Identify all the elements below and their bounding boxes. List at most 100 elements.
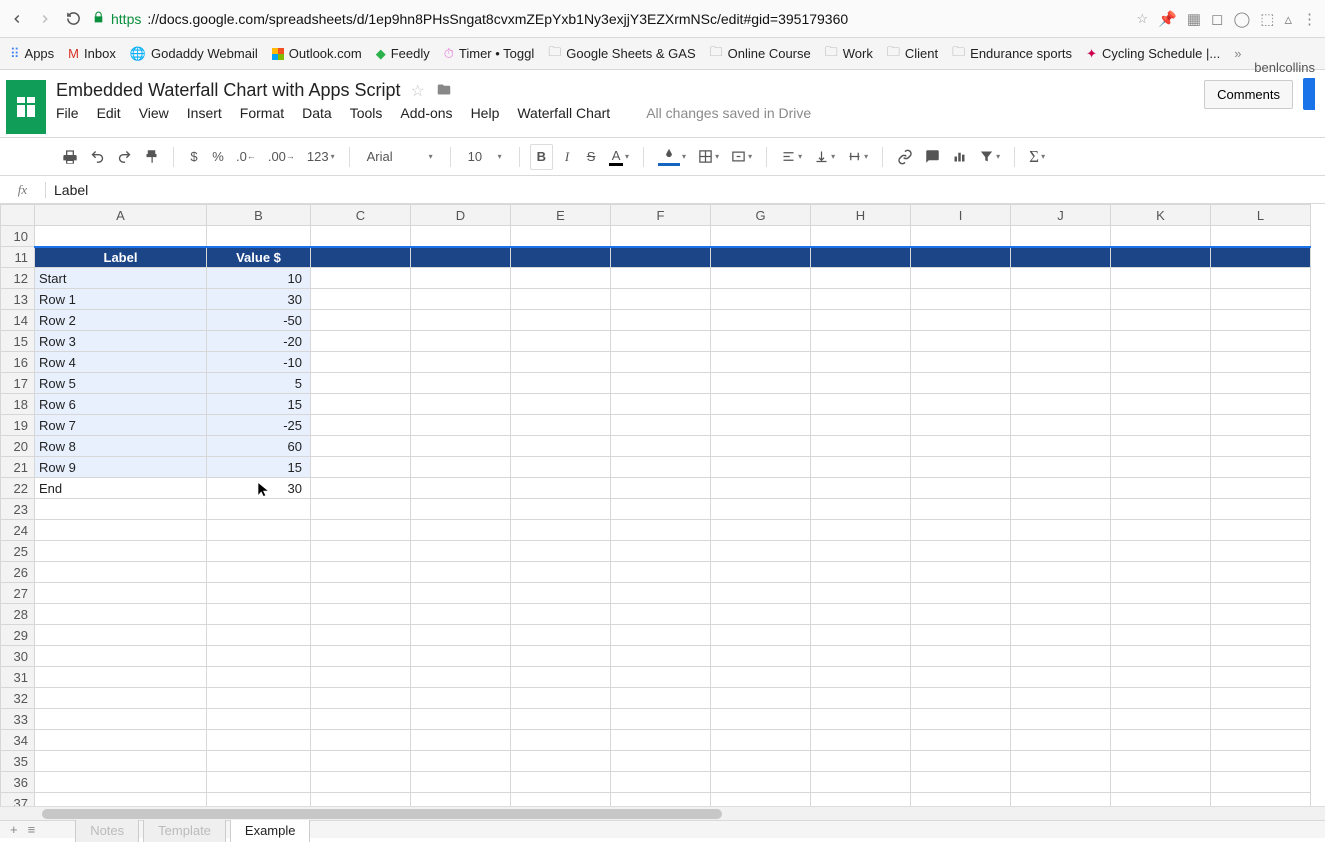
cell-E24[interactable] xyxy=(511,520,611,541)
cell-H26[interactable] xyxy=(811,562,911,583)
cell-C18[interactable] xyxy=(311,394,411,415)
row-header-20[interactable]: 20 xyxy=(1,436,35,457)
cell-K10[interactable] xyxy=(1111,226,1211,247)
cell-L36[interactable] xyxy=(1211,772,1311,793)
cell-B35[interactable] xyxy=(207,751,311,772)
dec-decrease[interactable]: .0← xyxy=(232,144,260,170)
row-header-23[interactable]: 23 xyxy=(1,499,35,520)
menu-edit[interactable]: Edit xyxy=(97,105,121,121)
cell-A36[interactable] xyxy=(35,772,207,793)
cell-D32[interactable] xyxy=(411,688,511,709)
cell-C29[interactable] xyxy=(311,625,411,646)
cell-A11[interactable]: Label xyxy=(35,247,207,268)
bookmark-item[interactable]: 🗀Endurance sports xyxy=(952,43,1072,65)
cell-L13[interactable] xyxy=(1211,289,1311,310)
share-button[interactable] xyxy=(1303,78,1315,110)
cell-G13[interactable] xyxy=(711,289,811,310)
cell-C26[interactable] xyxy=(311,562,411,583)
row-header-10[interactable]: 10 xyxy=(1,226,35,247)
select-all-corner[interactable] xyxy=(1,205,35,226)
ext-icon[interactable]: ▵ xyxy=(1284,10,1292,28)
cell-B12[interactable]: 10 xyxy=(207,268,311,289)
cell-K32[interactable] xyxy=(1111,688,1211,709)
cell-K21[interactable] xyxy=(1111,457,1211,478)
cell-E23[interactable] xyxy=(511,499,611,520)
col-header-H[interactable]: H xyxy=(811,205,911,226)
row-header-30[interactable]: 30 xyxy=(1,646,35,667)
cell-C24[interactable] xyxy=(311,520,411,541)
address-bar[interactable]: https://docs.google.com/spreadsheets/d/1… xyxy=(92,11,1127,27)
cell-J37[interactable] xyxy=(1011,793,1111,807)
col-header-K[interactable]: K xyxy=(1111,205,1211,226)
cell-L30[interactable] xyxy=(1211,646,1311,667)
row-header-27[interactable]: 27 xyxy=(1,583,35,604)
cell-E28[interactable] xyxy=(511,604,611,625)
ext-icon[interactable]: ▦ xyxy=(1187,10,1201,28)
sheets-logo-icon[interactable] xyxy=(6,80,46,134)
cell-F17[interactable] xyxy=(611,373,711,394)
cell-I16[interactable] xyxy=(911,352,1011,373)
cell-C34[interactable] xyxy=(311,730,411,751)
cell-L35[interactable] xyxy=(1211,751,1311,772)
cell-L19[interactable] xyxy=(1211,415,1311,436)
cell-L21[interactable] xyxy=(1211,457,1311,478)
cell-K27[interactable] xyxy=(1111,583,1211,604)
cell-E14[interactable] xyxy=(511,310,611,331)
cell-J20[interactable] xyxy=(1011,436,1111,457)
cell-E27[interactable] xyxy=(511,583,611,604)
cell-K30[interactable] xyxy=(1111,646,1211,667)
row-header-26[interactable]: 26 xyxy=(1,562,35,583)
bookmarks-overflow-icon[interactable]: » xyxy=(1234,46,1241,61)
font-select[interactable]: Arial▾ xyxy=(360,144,440,170)
cell-K24[interactable] xyxy=(1111,520,1211,541)
add-sheet-icon[interactable]: + xyxy=(10,822,18,837)
cell-D15[interactable] xyxy=(411,331,511,352)
cell-B28[interactable] xyxy=(207,604,311,625)
cell-E18[interactable] xyxy=(511,394,611,415)
cell-F16[interactable] xyxy=(611,352,711,373)
ext-icon[interactable]: ◯ xyxy=(1233,10,1250,28)
cell-L16[interactable] xyxy=(1211,352,1311,373)
cell-A24[interactable] xyxy=(35,520,207,541)
cell-B10[interactable] xyxy=(207,226,311,247)
filter-icon[interactable]: ▾ xyxy=(975,144,1004,170)
cell-J26[interactable] xyxy=(1011,562,1111,583)
cell-A19[interactable]: Row 7 xyxy=(35,415,207,436)
back-button[interactable] xyxy=(8,10,26,28)
cell-A15[interactable]: Row 3 xyxy=(35,331,207,352)
cell-I19[interactable] xyxy=(911,415,1011,436)
cell-H23[interactable] xyxy=(811,499,911,520)
col-header-B[interactable]: B xyxy=(207,205,311,226)
row-header-24[interactable]: 24 xyxy=(1,520,35,541)
account-label[interactable]: benlcollins xyxy=(1254,60,1315,75)
cell-D27[interactable] xyxy=(411,583,511,604)
cell-B11[interactable]: Value $ xyxy=(207,247,311,268)
cell-F24[interactable] xyxy=(611,520,711,541)
cell-D31[interactable] xyxy=(411,667,511,688)
cell-H29[interactable] xyxy=(811,625,911,646)
cell-C20[interactable] xyxy=(311,436,411,457)
cell-G29[interactable] xyxy=(711,625,811,646)
cell-A22[interactable]: End xyxy=(35,478,207,499)
cell-K15[interactable] xyxy=(1111,331,1211,352)
cell-K11[interactable] xyxy=(1111,247,1211,268)
dec-increase[interactable]: .00→ xyxy=(264,144,299,170)
cell-I33[interactable] xyxy=(911,709,1011,730)
cell-F26[interactable] xyxy=(611,562,711,583)
cell-F27[interactable] xyxy=(611,583,711,604)
cell-H12[interactable] xyxy=(811,268,911,289)
cell-F36[interactable] xyxy=(611,772,711,793)
cell-D11[interactable] xyxy=(411,247,511,268)
cell-H15[interactable] xyxy=(811,331,911,352)
cell-E34[interactable] xyxy=(511,730,611,751)
cell-L25[interactable] xyxy=(1211,541,1311,562)
cell-D36[interactable] xyxy=(411,772,511,793)
cell-J23[interactable] xyxy=(1011,499,1111,520)
cell-L11[interactable] xyxy=(1211,247,1311,268)
bookmark-item[interactable]: ✦Cycling Schedule |... xyxy=(1086,46,1220,62)
sheet-tab-template[interactable]: Template xyxy=(143,818,226,842)
cell-D17[interactable] xyxy=(411,373,511,394)
cell-D22[interactable] xyxy=(411,478,511,499)
cell-I32[interactable] xyxy=(911,688,1011,709)
cell-L22[interactable] xyxy=(1211,478,1311,499)
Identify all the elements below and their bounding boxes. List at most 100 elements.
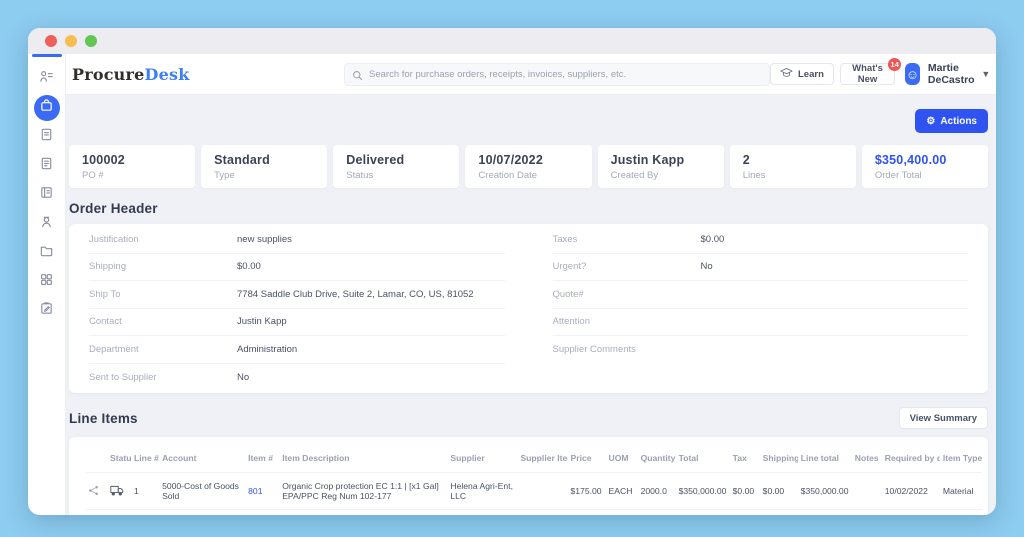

━━━━━━━━

The request
Rewrite the material above, replacing "bookmark-item" with "bookmark-entry" and leaving everything else unchanged. Omit the pictures from your version.

Written answer
Identify all the elements below and their bounding boxes. List at most 100 elements.
cell-E24[interactable] xyxy=(511,520,611,541)
cell-H26[interactable] xyxy=(811,562,911,583)
cell-C18[interactable] xyxy=(311,394,411,415)
row-header-20[interactable]: 20 xyxy=(1,436,35,457)
cell-K10[interactable] xyxy=(1111,226,1211,247)
cell-L36[interactable] xyxy=(1211,772,1311,793)
cell-B35[interactable] xyxy=(207,751,311,772)
dec-decrease[interactable]: .0← xyxy=(232,144,260,170)
row-header-23[interactable]: 23 xyxy=(1,499,35,520)
menu-edit[interactable]: Edit xyxy=(97,105,121,121)
cell-A36[interactable] xyxy=(35,772,207,793)
cell-D32[interactable] xyxy=(411,688,511,709)
cell-C29[interactable] xyxy=(311,625,411,646)
cell-A11[interactable]: Label xyxy=(35,247,207,268)
bookmark-entry[interactable]: 🗀Endurance sports xyxy=(952,43,1072,65)
cell-L13[interactable] xyxy=(1211,289,1311,310)
share-button[interactable] xyxy=(1303,78,1315,110)
cell-G13[interactable] xyxy=(711,289,811,310)
cell-C26[interactable] xyxy=(311,562,411,583)
row-header-10[interactable]: 10 xyxy=(1,226,35,247)
select-all-corner[interactable] xyxy=(1,205,35,226)
ext-icon[interactable]: ▵ xyxy=(1284,10,1292,28)
cell-B12[interactable]: 10 xyxy=(207,268,311,289)
cell-K32[interactable] xyxy=(1111,688,1211,709)
cell-K21[interactable] xyxy=(1111,457,1211,478)
cell-E23[interactable] xyxy=(511,499,611,520)
col-header-H[interactable]: H xyxy=(811,205,911,226)
row-header-30[interactable]: 30 xyxy=(1,646,35,667)
cell-C24[interactable] xyxy=(311,520,411,541)
address-bar[interactable]: https://docs.google.com/spreadsheets/d/1… xyxy=(92,11,1127,27)
cell-J37[interactable] xyxy=(1011,793,1111,807)
col-header-K[interactable]: K xyxy=(1111,205,1211,226)
cell-L30[interactable] xyxy=(1211,646,1311,667)
row-header-27[interactable]: 27 xyxy=(1,583,35,604)
cell-E28[interactable] xyxy=(511,604,611,625)
ext-icon[interactable]: ▦ xyxy=(1187,10,1201,28)
sheets-logo-icon[interactable] xyxy=(6,80,46,134)
cell-F17[interactable] xyxy=(611,373,711,394)
cell-I16[interactable] xyxy=(911,352,1011,373)
cell-C34[interactable] xyxy=(311,730,411,751)
cell-L35[interactable] xyxy=(1211,751,1311,772)
cell-L19[interactable] xyxy=(1211,415,1311,436)
cell-L21[interactable] xyxy=(1211,457,1311,478)
cell-K27[interactable] xyxy=(1111,583,1211,604)
cell-E14[interactable] xyxy=(511,310,611,331)
cell-J20[interactable] xyxy=(1011,436,1111,457)
cell-E27[interactable] xyxy=(511,583,611,604)
cell-K30[interactable] xyxy=(1111,646,1211,667)
row-header-26[interactable]: 26 xyxy=(1,562,35,583)
bookmarks-overflow-icon[interactable]: » xyxy=(1234,46,1241,61)
font-select[interactable]: Arial▾ xyxy=(360,144,440,170)
cell-K24[interactable] xyxy=(1111,520,1211,541)
add-sheet-icon[interactable]: + xyxy=(10,822,18,837)
cell-D15[interactable] xyxy=(411,331,511,352)
cell-B28[interactable] xyxy=(207,604,311,625)
cell-E18[interactable] xyxy=(511,394,611,415)
cell-F16[interactable] xyxy=(611,352,711,373)
ext-icon[interactable]: ◯ xyxy=(1233,10,1250,28)
cell-L16[interactable] xyxy=(1211,352,1311,373)
cell-A24[interactable] xyxy=(35,520,207,541)
cell-B10[interactable] xyxy=(207,226,311,247)
filter-icon[interactable]: ▾ xyxy=(975,144,1004,170)
cell-J26[interactable] xyxy=(1011,562,1111,583)
cell-A19[interactable]: Row 7 xyxy=(35,415,207,436)
back-button[interactable] xyxy=(8,10,26,28)
cell-A15[interactable]: Row 3 xyxy=(35,331,207,352)
cell-I19[interactable] xyxy=(911,415,1011,436)
cell-H23[interactable] xyxy=(811,499,911,520)
col-header-B[interactable]: B xyxy=(207,205,311,226)
row-header-24[interactable]: 24 xyxy=(1,520,35,541)
account-label[interactable]: benlcollins xyxy=(1254,60,1315,75)
cell-D27[interactable] xyxy=(411,583,511,604)
cell-B11[interactable]: Value $ xyxy=(207,247,311,268)
cell-F24[interactable] xyxy=(611,520,711,541)
cell-D31[interactable] xyxy=(411,667,511,688)
cell-H29[interactable] xyxy=(811,625,911,646)
cell-C20[interactable] xyxy=(311,436,411,457)
cell-G29[interactable] xyxy=(711,625,811,646)
cell-A22[interactable]: End xyxy=(35,478,207,499)
cell-K15[interactable] xyxy=(1111,331,1211,352)
cell-K11[interactable] xyxy=(1111,247,1211,268)
dec-increase[interactable]: .00→ xyxy=(264,144,299,170)
cell-I33[interactable] xyxy=(911,709,1011,730)
cell-F26[interactable] xyxy=(611,562,711,583)
cell-F27[interactable] xyxy=(611,583,711,604)
cell-H12[interactable] xyxy=(811,268,911,289)
cell-F36[interactable] xyxy=(611,772,711,793)
cell-D11[interactable] xyxy=(411,247,511,268)
cell-H15[interactable] xyxy=(811,331,911,352)
cell-E34[interactable] xyxy=(511,730,611,751)
cell-L25[interactable] xyxy=(1211,541,1311,562)
cell-D36[interactable] xyxy=(411,772,511,793)
cell-J23[interactable] xyxy=(1011,499,1111,520)
cell-L11[interactable] xyxy=(1211,247,1311,268)
bookmark-entry[interactable]: ✦Cycling Schedule |... xyxy=(1086,46,1220,62)
sheet-tab-template[interactable]: Template xyxy=(143,818,226,842)
cell-D17[interactable] xyxy=(411,373,511,394)
cell-D22[interactable] xyxy=(411,478,511,499)
cell-I32[interactable] xyxy=(911,688,1011,709)
cell-L22[interactable] xyxy=(1211,478,1311,499)
Identify all the elements below and their bounding boxes. List at most 100 elements.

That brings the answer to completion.